DATA FOR THIS EXERCISE →
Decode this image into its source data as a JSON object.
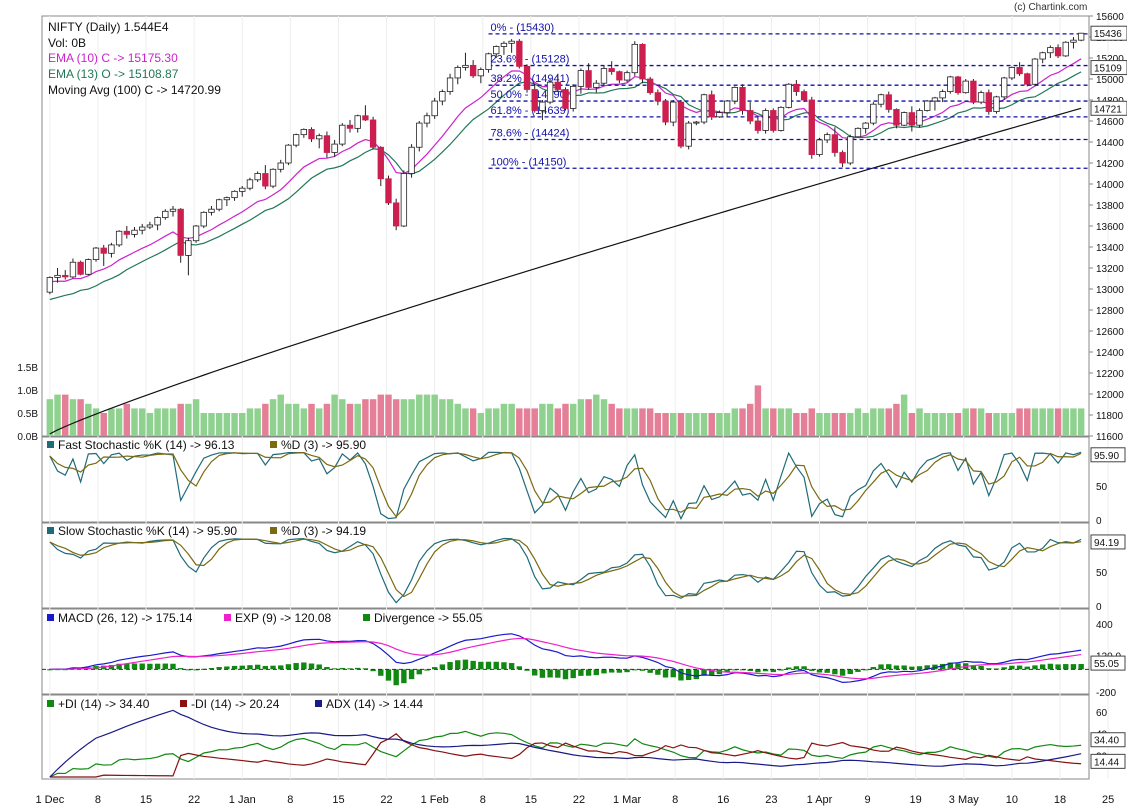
{
  "copyright": "(c) Chartink.com",
  "header": {
    "title": "NIFTY (Daily) 1.544E4",
    "volume": "Vol: 0B",
    "ema10": "EMA (10) C -> 15175.30",
    "ema13": "EMA (13) O -> 15108.87",
    "ma100": "Moving Avg (100) C -> 14720.99"
  },
  "colors": {
    "up": "#ffffff",
    "down": "#cc1f4f",
    "volUp": "#8fd18f",
    "volDown": "#e57f97",
    "ema10": "#cc22cc",
    "ema13": "#227755",
    "ma100": "#111111",
    "fib": "#1111aa",
    "fastK": "#1f6b78",
    "fastD": "#7a6a10",
    "macd": "#1a1acc",
    "exp": "#ee22cc",
    "div": "#118811",
    "pdi": "#118811",
    "mdi": "#881111",
    "adx": "#1a1a88"
  },
  "chart_data": {
    "type": "candlestick",
    "x_axis_labels": [
      "1 Dec",
      "8",
      "15",
      "22",
      "1 Jan",
      "8",
      "15",
      "22",
      "1 Feb",
      "8",
      "15",
      "22",
      "1 Mar",
      "8",
      "16",
      "23",
      "1 Apr",
      "9",
      "19",
      "3 May",
      "10",
      "18",
      "25"
    ],
    "x_axis_label_days": [
      0,
      5,
      10,
      15,
      20,
      25,
      30,
      35,
      40,
      45,
      50,
      55,
      60,
      65,
      70,
      75,
      80,
      85,
      90,
      95,
      100,
      105,
      110
    ],
    "price_axis": {
      "ylim": [
        11600,
        15600
      ],
      "ticks": [
        "15600",
        "15400",
        "15200",
        "15000",
        "14800",
        "14600",
        "14400",
        "14200",
        "14000",
        "13800",
        "13600",
        "13400",
        "13200",
        "13000",
        "12800",
        "12600",
        "12400",
        "12200",
        "12000",
        "11800",
        "11600"
      ]
    },
    "price_tags": [
      "15436",
      "15109",
      "14721"
    ],
    "volume_axis": {
      "ticks": [
        "1.5B",
        "1.0B",
        "0.5B",
        "0.0B"
      ]
    },
    "fibonacci": [
      {
        "label": "0% - (15430)",
        "value": 15430
      },
      {
        "label": "23.6% - (15128)",
        "value": 15128
      },
      {
        "label": "38.2% - (14941)",
        "value": 14941
      },
      {
        "label": "50.0% - (14790)",
        "value": 14790
      },
      {
        "label": "61.8% - (14639)",
        "value": 14639
      },
      {
        "label": "78.6% - (14424)",
        "value": 14424
      },
      {
        "label": "100% - (14150)",
        "value": 14150
      }
    ],
    "candles": [
      [
        12970,
        13120,
        12950,
        13110
      ],
      [
        13110,
        13200,
        13060,
        13130
      ],
      [
        13130,
        13180,
        13090,
        13115
      ],
      [
        13115,
        13290,
        13100,
        13255
      ],
      [
        13255,
        13270,
        13130,
        13140
      ],
      [
        13140,
        13290,
        13130,
        13280
      ],
      [
        13280,
        13400,
        13260,
        13390
      ],
      [
        13390,
        13420,
        13220,
        13340
      ],
      [
        13340,
        13440,
        13300,
        13420
      ],
      [
        13420,
        13560,
        13400,
        13550
      ],
      [
        13550,
        13600,
        13480,
        13520
      ],
      [
        13520,
        13590,
        13490,
        13560
      ],
      [
        13560,
        13620,
        13520,
        13590
      ],
      [
        13590,
        13640,
        13570,
        13610
      ],
      [
        13610,
        13690,
        13560,
        13680
      ],
      [
        13680,
        13760,
        13660,
        13740
      ],
      [
        13740,
        13790,
        13690,
        13760
      ],
      [
        13760,
        13770,
        13250,
        13320
      ],
      [
        13320,
        13490,
        13130,
        13460
      ],
      [
        13460,
        13610,
        13440,
        13600
      ],
      [
        13600,
        13740,
        13580,
        13730
      ],
      [
        13730,
        13790,
        13700,
        13760
      ],
      [
        13760,
        13860,
        13740,
        13850
      ],
      [
        13850,
        13880,
        13790,
        13870
      ],
      [
        13870,
        13940,
        13840,
        13930
      ],
      [
        13930,
        13980,
        13880,
        13960
      ],
      [
        13960,
        14060,
        13940,
        14040
      ],
      [
        14040,
        14120,
        14020,
        14100
      ],
      [
        14100,
        14180,
        13950,
        13980
      ],
      [
        13980,
        14150,
        13960,
        14140
      ],
      [
        14140,
        14230,
        14110,
        14200
      ],
      [
        14200,
        14380,
        14180,
        14370
      ],
      [
        14370,
        14480,
        14350,
        14470
      ],
      [
        14470,
        14530,
        14440,
        14520
      ],
      [
        14520,
        14540,
        14400,
        14430
      ],
      [
        14430,
        14480,
        14340,
        14460
      ],
      [
        14460,
        14500,
        14250,
        14300
      ],
      [
        14300,
        14420,
        14260,
        14380
      ],
      [
        14380,
        14580,
        14360,
        14560
      ],
      [
        14560,
        14610,
        14490,
        14530
      ],
      [
        14530,
        14660,
        14490,
        14650
      ],
      [
        14650,
        14750,
        14600,
        14610
      ],
      [
        14610,
        14640,
        14330,
        14350
      ],
      [
        14350,
        14360,
        13980,
        14050
      ],
      [
        14050,
        14080,
        13800,
        13820
      ],
      [
        13820,
        13860,
        13560,
        13600
      ],
      [
        13600,
        14130,
        13590,
        14100
      ],
      [
        14100,
        14380,
        14060,
        14350
      ],
      [
        14350,
        14600,
        14310,
        14580
      ],
      [
        14580,
        14680,
        14540,
        14650
      ],
      [
        14650,
        14820,
        14620,
        14790
      ],
      [
        14790,
        14900,
        14750,
        14880
      ],
      [
        14880,
        15050,
        14850,
        15010
      ],
      [
        15010,
        15130,
        14950,
        15110
      ],
      [
        15110,
        15250,
        15080,
        15130
      ],
      [
        15130,
        15180,
        15010,
        15030
      ],
      [
        15030,
        15110,
        14960,
        15090
      ],
      [
        15090,
        15250,
        15060,
        15240
      ],
      [
        15240,
        15320,
        15200,
        15310
      ],
      [
        15310,
        15360,
        15230,
        15340
      ],
      [
        15340,
        15380,
        15250,
        15360
      ],
      [
        15360,
        15380,
        15100,
        15120
      ],
      [
        15120,
        15140,
        14870,
        14900
      ],
      [
        14900,
        14950,
        14680,
        14700
      ],
      [
        14700,
        14800,
        14610,
        14780
      ],
      [
        14780,
        15000,
        14760,
        14970
      ],
      [
        14970,
        15050,
        14880,
        14900
      ],
      [
        14900,
        14920,
        14700,
        14720
      ],
      [
        14720,
        14950,
        14690,
        14930
      ],
      [
        14930,
        15100,
        14860,
        15080
      ],
      [
        15080,
        15150,
        14900,
        14920
      ],
      [
        14920,
        14990,
        14870,
        14960
      ],
      [
        14960,
        15130,
        14940,
        15100
      ],
      [
        15100,
        15170,
        15040,
        15070
      ],
      [
        15070,
        15080,
        14960,
        14990
      ],
      [
        14990,
        15080,
        14970,
        15060
      ],
      [
        15060,
        15360,
        15030,
        15330
      ],
      [
        15330,
        15340,
        14960,
        15000
      ],
      [
        15000,
        15020,
        14850,
        14870
      ],
      [
        14870,
        14900,
        14750,
        14790
      ],
      [
        14790,
        14810,
        14560,
        14590
      ],
      [
        14590,
        14800,
        14550,
        14780
      ],
      [
        14780,
        14800,
        14340,
        14360
      ],
      [
        14360,
        14600,
        14330,
        14580
      ],
      [
        14580,
        14600,
        14560,
        14590
      ],
      [
        14590,
        14860,
        14570,
        14850
      ],
      [
        14850,
        14890,
        14610,
        14640
      ],
      [
        14640,
        14700,
        14630,
        14680
      ],
      [
        14680,
        14800,
        14640,
        14790
      ],
      [
        14790,
        14930,
        14760,
        14920
      ],
      [
        14920,
        14950,
        14660,
        14700
      ],
      [
        14700,
        14780,
        14570,
        14600
      ],
      [
        14600,
        14640,
        14480,
        14510
      ],
      [
        14510,
        14720,
        14480,
        14700
      ],
      [
        14700,
        14720,
        14490,
        14510
      ],
      [
        14510,
        14740,
        14500,
        14730
      ],
      [
        14730,
        14960,
        14720,
        14950
      ],
      [
        14950,
        14990,
        14840,
        14880
      ],
      [
        14880,
        14900,
        14780,
        14800
      ],
      [
        14800,
        14830,
        14240,
        14280
      ],
      [
        14280,
        14440,
        14260,
        14420
      ],
      [
        14420,
        14490,
        14390,
        14470
      ],
      [
        14470,
        14540,
        14260,
        14300
      ],
      [
        14300,
        14320,
        14160,
        14200
      ],
      [
        14200,
        14470,
        14180,
        14450
      ],
      [
        14450,
        14540,
        14440,
        14530
      ],
      [
        14530,
        14590,
        14480,
        14580
      ],
      [
        14580,
        14780,
        14560,
        14760
      ],
      [
        14760,
        14860,
        14730,
        14850
      ],
      [
        14850,
        14880,
        14680,
        14710
      ],
      [
        14710,
        14720,
        14530,
        14560
      ],
      [
        14560,
        14690,
        14550,
        14680
      ],
      [
        14680,
        14740,
        14500,
        14560
      ],
      [
        14560,
        14720,
        14540,
        14700
      ],
      [
        14700,
        14800,
        14690,
        14790
      ],
      [
        14790,
        14830,
        14700,
        14820
      ],
      [
        14820,
        14900,
        14780,
        14880
      ],
      [
        14880,
        15030,
        14860,
        15020
      ],
      [
        15020,
        15030,
        14850,
        14870
      ],
      [
        14870,
        15000,
        14860,
        14980
      ],
      [
        14980,
        15000,
        14760,
        14780
      ],
      [
        14780,
        14890,
        14760,
        14870
      ],
      [
        14870,
        14900,
        14660,
        14690
      ],
      [
        14690,
        14840,
        14670,
        14830
      ],
      [
        14830,
        15020,
        14800,
        15010
      ],
      [
        15010,
        15120,
        14990,
        15110
      ],
      [
        15110,
        15160,
        15030,
        15050
      ],
      [
        15050,
        15060,
        14930,
        14950
      ],
      [
        14950,
        15200,
        14930,
        15190
      ],
      [
        15190,
        15260,
        15150,
        15250
      ],
      [
        15250,
        15320,
        15200,
        15300
      ],
      [
        15300,
        15330,
        15200,
        15220
      ],
      [
        15220,
        15360,
        15210,
        15350
      ],
      [
        15350,
        15400,
        15290,
        15370
      ],
      [
        15370,
        15440,
        15360,
        15436
      ]
    ],
    "volume_values": [
      0.8,
      0.9,
      0.9,
      0.8,
      0.8,
      0.7,
      0.6,
      0.5,
      0.6,
      0.6,
      0.7,
      0.6,
      0.6,
      0.5,
      0.6,
      0.6,
      0.6,
      0.7,
      0.7,
      0.8,
      0.5,
      0.5,
      0.5,
      0.5,
      0.5,
      0.5,
      0.6,
      0.6,
      0.7,
      0.8,
      0.9,
      0.7,
      0.7,
      0.6,
      0.7,
      0.6,
      0.7,
      0.9,
      0.8,
      0.7,
      0.7,
      0.8,
      0.8,
      0.9,
      0.9,
      0.8,
      0.8,
      0.8,
      0.9,
      0.9,
      0.9,
      0.8,
      0.8,
      0.7,
      0.6,
      0.6,
      0.5,
      0.6,
      0.6,
      0.7,
      0.7,
      0.6,
      0.6,
      0.6,
      0.7,
      0.7,
      0.6,
      0.7,
      0.7,
      0.8,
      0.8,
      0.9,
      0.8,
      0.7,
      0.6,
      0.6,
      0.6,
      0.6,
      0.6,
      0.5,
      0.5,
      0.5,
      0.5,
      0.5,
      0.5,
      0.5,
      0.5,
      0.5,
      0.5,
      0.6,
      0.6,
      0.7,
      1.1,
      0.6,
      0.6,
      0.6,
      0.6,
      0.5,
      0.5,
      0.6,
      0.5,
      0.5,
      0.5,
      0.5,
      0.5,
      0.6,
      0.5,
      0.6,
      0.6,
      0.6,
      0.7,
      0.9,
      0.5,
      0.6,
      0.5,
      0.5,
      0.5,
      0.5,
      0.5,
      0.6,
      0.6,
      0.6,
      0.5,
      0.5,
      0.5,
      0.5,
      0.6,
      0.6,
      0.6,
      0.6,
      0.6,
      0.6,
      0.6,
      0.6,
      0.6,
      0.7,
      0.6,
      0.6,
      0.6,
      0.6,
      0.6,
      0.6,
      0.6
    ],
    "stoch_fast": {
      "label": "Fast Stochastic %K (14) -> 96.13",
      "label_d": "%D (3) -> 95.90",
      "ticks": [
        "100",
        "50",
        "0"
      ],
      "tag": "95.90",
      "ylim": [
        0,
        100
      ]
    },
    "stoch_slow": {
      "label": "Slow Stochastic %K (14) -> 95.90",
      "label_d": "%D (3) -> 94.19",
      "ticks": [
        "100",
        "50",
        "0"
      ],
      "tag": "94.19",
      "ylim": [
        0,
        100
      ]
    },
    "macd": {
      "label": "MACD (26, 12) -> 175.14",
      "label_exp": "EXP (9) -> 120.08",
      "label_div": "Divergence -> 55.05",
      "ticks": [
        "400",
        "120.0",
        "-200"
      ],
      "tag": "55.05",
      "ylim": [
        -200,
        400
      ]
    },
    "dmi": {
      "label_pdi": "+DI (14) -> 34.40",
      "label_mdi": "-DI (14) -> 20.24",
      "label_adx": "ADX (14) -> 14.44",
      "ticks": [
        "60",
        "40",
        "20"
      ],
      "tags": [
        "34.40",
        "14.44"
      ],
      "ylim": [
        0,
        60
      ]
    }
  }
}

WHAT IS REQUIRED → Going through the data above, count the lines where the string "Stochastic" appears, and answer with only that number.

RESULT → 2